- _Directive_
Find and copy lines holding "limit".

Data entries:
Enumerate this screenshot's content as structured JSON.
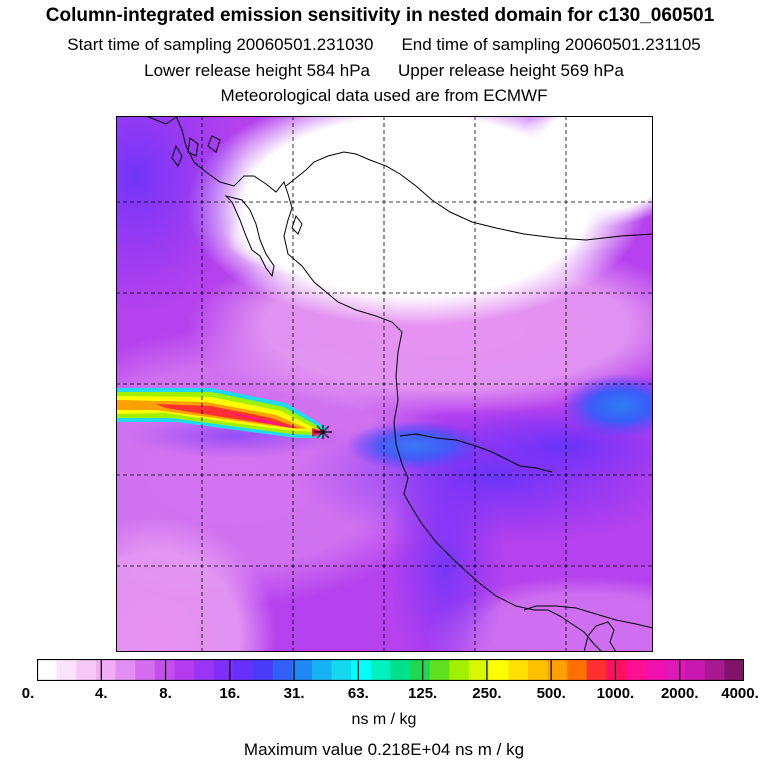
{
  "title": "Column-integrated emission sensitivity in nested domain for c130_060501",
  "start_label": "Start time of sampling 20060501.231030",
  "end_label": "End time of sampling 20060501.231105",
  "lower_label": "Lower release height  584 hPa",
  "upper_label": "Upper release height  569 hPa",
  "met_label": "Meteorological data used are from ECMWF",
  "colorbar": {
    "colors": [
      "#ffffff",
      "#fbe3fb",
      "#f6c8f6",
      "#f1acf4",
      "#e28ef0",
      "#d36eee",
      "#c450ec",
      "#b43bf0",
      "#9a35f3",
      "#7f2ff7",
      "#6530fa",
      "#4a3bf8",
      "#3460f8",
      "#1e88f5",
      "#16b2f2",
      "#15d8f0",
      "#00ffff",
      "#00f0c0",
      "#00e08a",
      "#20d850",
      "#60e020",
      "#a0f000",
      "#d8f800",
      "#ffff00",
      "#ffe000",
      "#ffc000",
      "#ffa000",
      "#ff7000",
      "#ff3030",
      "#ff1060",
      "#ff1090",
      "#f010b0",
      "#e018b8",
      "#c818b0",
      "#a81890",
      "#801468"
    ],
    "tick_labels": [
      "0.",
      "4.",
      "8.",
      "16.",
      "31.",
      "63.",
      "125.",
      "250.",
      "500.",
      "1000.",
      "2000.",
      "4000."
    ],
    "units": "ns m / kg"
  },
  "max_value_label": "Maximum value  0.218E+04 ns m / kg"
}
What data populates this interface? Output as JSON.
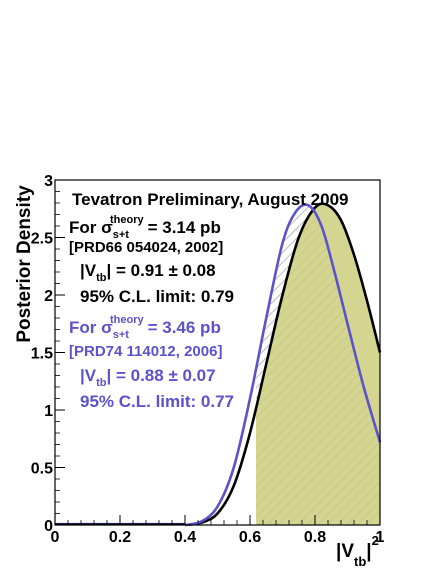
{
  "chart_data": {
    "type": "line",
    "title": "Tevatron Preliminary, August 2009",
    "xlabel": "|V_tb|^2",
    "ylabel": "Posterior Density",
    "xlim": [
      0,
      1
    ],
    "ylim": [
      0,
      3
    ],
    "x_ticks": [
      "0",
      "0.2",
      "0.4",
      "0.6",
      "0.8",
      "1"
    ],
    "y_ticks": [
      "0",
      "0.5",
      "1",
      "1.5",
      "2",
      "2.5",
      "3"
    ],
    "grid": false,
    "series": [
      {
        "color": "#000000",
        "fill": "#cccc7a",
        "shaded_from": 0.62,
        "x": [
          0.4,
          0.45,
          0.5,
          0.55,
          0.6,
          0.65,
          0.7,
          0.75,
          0.8,
          0.84,
          0.88,
          0.92,
          0.96,
          1.0
        ],
        "y": [
          0.0,
          0.02,
          0.1,
          0.34,
          0.8,
          1.4,
          2.0,
          2.5,
          2.76,
          2.78,
          2.65,
          2.35,
          1.95,
          1.5
        ]
      },
      {
        "color": "#5b52cc",
        "hatch": true,
        "shaded_from": 0.62,
        "x": [
          0.4,
          0.45,
          0.5,
          0.55,
          0.6,
          0.65,
          0.7,
          0.74,
          0.78,
          0.82,
          0.86,
          0.9,
          0.95,
          1.0
        ],
        "y": [
          0.0,
          0.03,
          0.16,
          0.5,
          1.1,
          1.8,
          2.45,
          2.72,
          2.78,
          2.6,
          2.2,
          1.75,
          1.2,
          0.72
        ]
      }
    ],
    "annotations": {
      "block1": {
        "for": "For σ",
        "sub": "s+t",
        "sup": "theory",
        "value": "= 3.14 pb",
        "ref": "[PRD66 054024, 2002]",
        "vtb_pre": "|V",
        "vtb_sub": "tb",
        "vtb_val": "| = 0.91 ± 0.08",
        "limit": "95% C.L. limit: 0.79",
        "color": "#000000"
      },
      "block2": {
        "for": "For σ",
        "sub": "s+t",
        "sup": "theory",
        "value": "= 3.46 pb",
        "ref": "[PRD74 114012, 2006]",
        "vtb_pre": "|V",
        "vtb_sub": "tb",
        "vtb_val": "| = 0.88 ± 0.07",
        "limit": "95% C.L. limit: 0.77",
        "color": "#5b52cc"
      }
    },
    "xlabel_parts": {
      "pre": "|V",
      "sub": "tb",
      "post": "|",
      "sup": "2"
    }
  }
}
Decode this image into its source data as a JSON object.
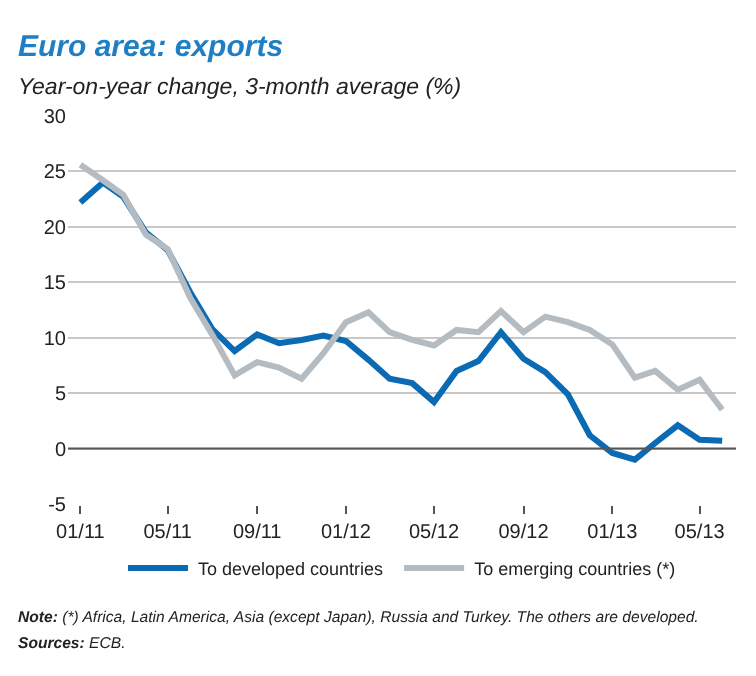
{
  "chart_data": {
    "type": "line",
    "title": "Euro area: exports",
    "subtitle": "Year-on-year change, 3-month average (%)",
    "x": [
      "2011-01",
      "2011-02",
      "2011-03",
      "2011-04",
      "2011-05",
      "2011-06",
      "2011-07",
      "2011-08",
      "2011-09",
      "2011-10",
      "2011-11",
      "2011-12",
      "2012-01",
      "2012-02",
      "2012-03",
      "2012-04",
      "2012-05",
      "2012-06",
      "2012-07",
      "2012-08",
      "2012-09",
      "2012-10",
      "2012-11",
      "2012-12",
      "2013-01",
      "2013-02",
      "2013-03",
      "2013-04",
      "2013-05",
      "2013-06"
    ],
    "series": [
      {
        "name": "To developed countries",
        "color": "#0a6ab4",
        "values": [
          22.2,
          24.0,
          22.7,
          19.5,
          17.9,
          14.1,
          10.8,
          8.8,
          10.3,
          9.5,
          9.8,
          10.2,
          9.7,
          8.0,
          6.3,
          5.9,
          4.2,
          7.0,
          7.9,
          10.5,
          8.1,
          6.9,
          4.9,
          1.2,
          -0.4,
          -1.0,
          0.5,
          2.1,
          0.8,
          0.7
        ]
      },
      {
        "name": "To emerging countries (*)",
        "color": "#b4bcc2",
        "values": [
          25.6,
          24.2,
          22.9,
          19.3,
          18.0,
          13.6,
          10.3,
          6.6,
          7.8,
          7.3,
          6.3,
          8.6,
          11.4,
          12.3,
          10.5,
          9.8,
          9.3,
          10.7,
          10.5,
          12.4,
          10.5,
          11.9,
          11.4,
          10.7,
          9.4,
          6.4,
          7.0,
          5.3,
          6.2,
          3.5
        ]
      }
    ],
    "xlim": [
      "2010-12-15",
      "2013-06-20"
    ],
    "xticks": [
      {
        "value": "2011-01",
        "label": "01/11"
      },
      {
        "value": "2011-05",
        "label": "05/11"
      },
      {
        "value": "2011-09",
        "label": "09/11"
      },
      {
        "value": "2012-01",
        "label": "01/12"
      },
      {
        "value": "2012-05",
        "label": "05/12"
      },
      {
        "value": "2012-09",
        "label": "09/12"
      },
      {
        "value": "2013-01",
        "label": "01/13"
      },
      {
        "value": "2013-05",
        "label": "05/13"
      }
    ],
    "ylim": [
      -5,
      30
    ],
    "yticks": [
      -5,
      0,
      5,
      10,
      15,
      20,
      25,
      30
    ],
    "ref_lines": [
      {
        "axis": "y",
        "value": 0,
        "color": "#555555"
      }
    ],
    "grid": "y",
    "legend": "bottom",
    "marker": "none",
    "line_style": "solid",
    "annotations": [
      "Note: (*) Africa, Latin America, Asia (except Japan), Russia and Turkey. The others are developed.",
      "Sources: ECB."
    ]
  }
}
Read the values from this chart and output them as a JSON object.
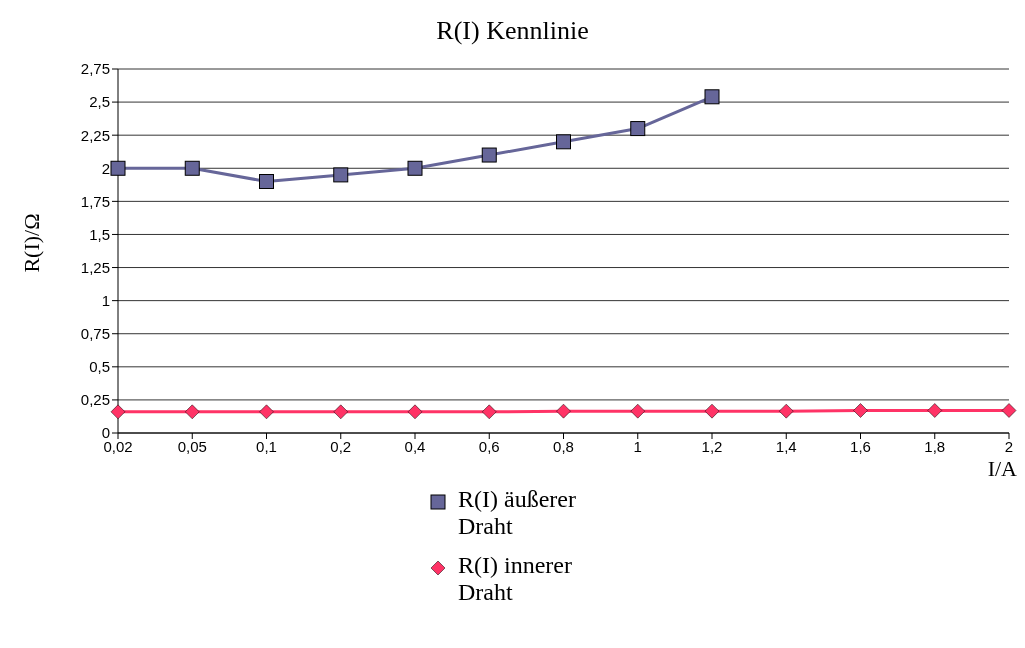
{
  "chart_data": {
    "type": "line",
    "title": "R(I) Kennlinie",
    "xlabel": "I/A",
    "ylabel": "R(I)/Ω",
    "categories": [
      "0,02",
      "0,05",
      "0,1",
      "0,2",
      "0,4",
      "0,6",
      "0,8",
      "1",
      "1,2",
      "1,4",
      "1,6",
      "1,8",
      "2"
    ],
    "series": [
      {
        "name": "R(I) äußerer Draht",
        "color": "#666699",
        "marker": "square",
        "values": [
          2,
          2,
          1.9,
          1.95,
          2,
          2.1,
          2.2,
          2.3,
          2.54,
          null,
          null,
          null,
          null
        ]
      },
      {
        "name": "R(I) innerer Draht",
        "color": "#ff3366",
        "marker": "diamond",
        "values": [
          0.16,
          0.16,
          0.16,
          0.16,
          0.16,
          0.16,
          0.165,
          0.165,
          0.165,
          0.165,
          0.17,
          0.17,
          0.17
        ]
      }
    ],
    "ylim": [
      0,
      2.75
    ],
    "yticks": [
      0,
      {
        "value": 0.25,
        "label": "0,25"
      },
      {
        "value": 0.5,
        "label": "0,5"
      },
      {
        "value": 0.75,
        "label": "0,75"
      },
      1,
      {
        "value": 1.25,
        "label": "1,25"
      },
      {
        "value": 1.5,
        "label": "1,5"
      },
      {
        "value": 1.75,
        "label": "1,75"
      },
      2,
      {
        "value": 2.25,
        "label": "2,25"
      },
      {
        "value": 2.5,
        "label": "2,5"
      },
      {
        "value": 2.75,
        "label": "2,75"
      }
    ],
    "grid": "y",
    "legend": "bottom",
    "line_style": "solid"
  }
}
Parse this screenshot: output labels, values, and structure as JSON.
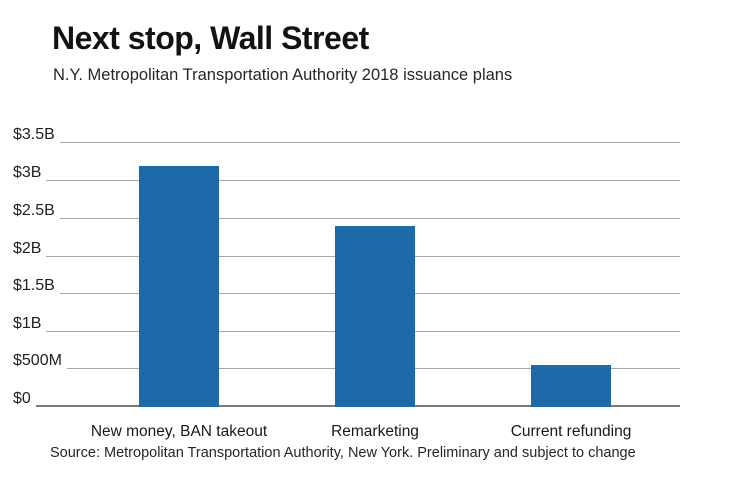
{
  "header": {
    "title": "Next stop, Wall Street",
    "subtitle": "N.Y. Metropolitan Transportation Authority 2018 issuance plans"
  },
  "chart_data": {
    "type": "bar",
    "title": "Next stop, Wall Street",
    "subtitle": "N.Y. Metropolitan Transportation Authority 2018 issuance plans",
    "categories": [
      "New money, BAN takeout",
      "Remarketing",
      "Current refunding"
    ],
    "values": [
      3.2,
      2.4,
      0.56
    ],
    "unit": "USD billions",
    "y_ticks": [
      "$3.5B",
      "$3B",
      "$2.5B",
      "$2B",
      "$1.5B",
      "$1B",
      "$500M",
      "$0"
    ],
    "ylim": [
      0,
      3.5
    ],
    "grid": true,
    "legend": "none",
    "bar_color": "#1e6aa8",
    "gridline_color": "#a9a9a9",
    "baseline_color": "#7a7a7a"
  },
  "footer": {
    "source": "Source: Metropolitan Transportation Authority, New York. Preliminary and subject to change"
  }
}
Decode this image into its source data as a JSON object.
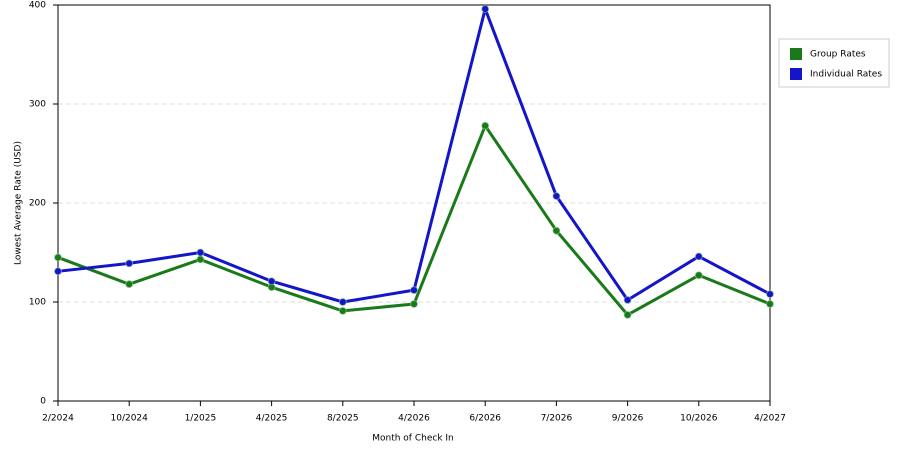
{
  "chart_data": {
    "type": "line",
    "x_label": "Month of Check In",
    "y_label": "Lowest Average Rate (USD)",
    "categories": [
      "2/2024",
      "10/2024",
      "1/2025",
      "4/2025",
      "8/2025",
      "4/2026",
      "6/2026",
      "7/2026",
      "9/2026",
      "10/2026",
      "4/2027"
    ],
    "series": [
      {
        "name": "Group Rates",
        "color": "#1a7a1a",
        "values": [
          145,
          118,
          143,
          115,
          91,
          98,
          278,
          172,
          87,
          127,
          98
        ]
      },
      {
        "name": "Individual Rates",
        "color": "#1414c8",
        "values": [
          131,
          139,
          150,
          121,
          100,
          112,
          396,
          207,
          102,
          146,
          108
        ]
      }
    ],
    "ylim": [
      0,
      400
    ],
    "yticks": [
      0,
      100,
      200,
      300,
      400
    ],
    "grid": true,
    "legend": "right"
  }
}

- _Reply to the exercise_
        "limit": "95% C.L. limit: 0.79",
        "limit": "95% C.L. limit: 0.77",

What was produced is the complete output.